What the task asks: Collect every line in the entries below that contains the string "text", and copy each one out in full.

==== Data section

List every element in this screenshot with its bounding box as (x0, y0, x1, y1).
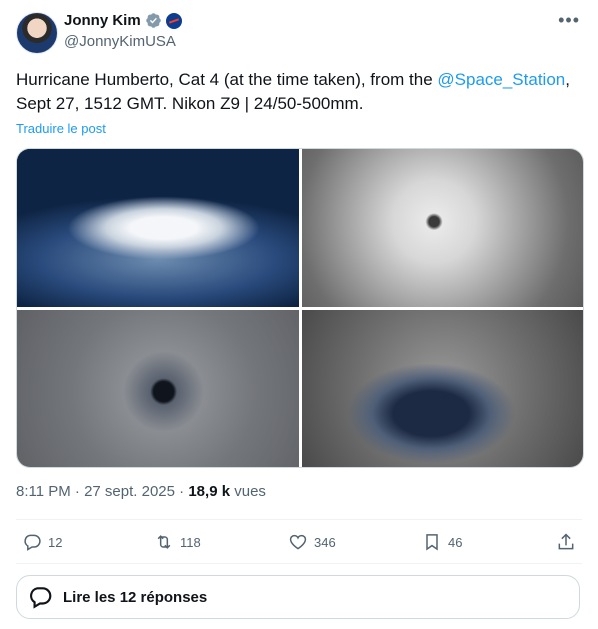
reply-bubble-icon (30, 587, 52, 609)
media-grid (16, 148, 584, 468)
avatar[interactable] (16, 12, 58, 54)
timestamp[interactable]: 8:11 PM · 27 sept. 2025 (16, 483, 175, 500)
bookmark-button[interactable]: 46 (422, 532, 462, 552)
reply-icon (24, 534, 41, 551)
views-label: vues (230, 483, 266, 500)
author-name[interactable]: Jonny Kim (64, 12, 141, 29)
repost-button[interactable]: 118 (154, 532, 201, 552)
reply-count: 12 (48, 534, 63, 550)
nasa-affiliation-icon (165, 12, 182, 29)
meta-separator: · (175, 483, 189, 500)
author-name-row: Jonny Kim (64, 12, 182, 29)
tweet-text: Hurricane Humberto, Cat 4 (at the time t… (16, 68, 586, 116)
translate-post-link[interactable]: Traduire le post (16, 121, 106, 136)
tweet-meta: 8:11 PM · 27 sept. 2025 · 18,9 k vues (16, 483, 266, 500)
reply-button[interactable]: 12 (22, 532, 62, 552)
author-handle[interactable]: @JonnyKimUSA (64, 33, 176, 50)
mention-link[interactable]: @Space_Station (437, 70, 565, 89)
bookmark-count: 46 (448, 534, 463, 550)
share-icon (558, 533, 574, 550)
read-replies-label: Lire les 12 réponses (63, 588, 208, 606)
photo-1[interactable] (17, 149, 299, 307)
views-count: 18,9 k (188, 483, 231, 500)
divider-bottom (16, 563, 582, 564)
action-bar: 12 118 346 46 (16, 532, 582, 556)
share-button[interactable] (556, 532, 576, 552)
heart-icon (289, 534, 307, 550)
like-count: 346 (314, 534, 336, 550)
bookmark-icon (426, 534, 438, 551)
photo-4[interactable] (301, 309, 583, 467)
verified-badge-icon (145, 13, 161, 28)
like-button[interactable]: 346 (288, 532, 336, 552)
photo-2[interactable] (301, 149, 583, 307)
more-options-icon[interactable]: ••• (558, 10, 580, 31)
divider-top (16, 519, 582, 520)
repost-icon (157, 535, 171, 549)
repost-count: 118 (180, 534, 201, 550)
read-replies-button[interactable]: Lire les 12 réponses (16, 575, 580, 619)
tweet-text-part1: Hurricane Humberto, Cat 4 (at the time t… (16, 70, 438, 89)
photo-3[interactable] (17, 309, 299, 467)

========

Solution for this problem:
tweet-text: Hurricane Humberto, Cat 4 (at the time t… (16, 68, 586, 116)
tweet-text-part1: Hurricane Humberto, Cat 4 (at the time t… (16, 70, 438, 89)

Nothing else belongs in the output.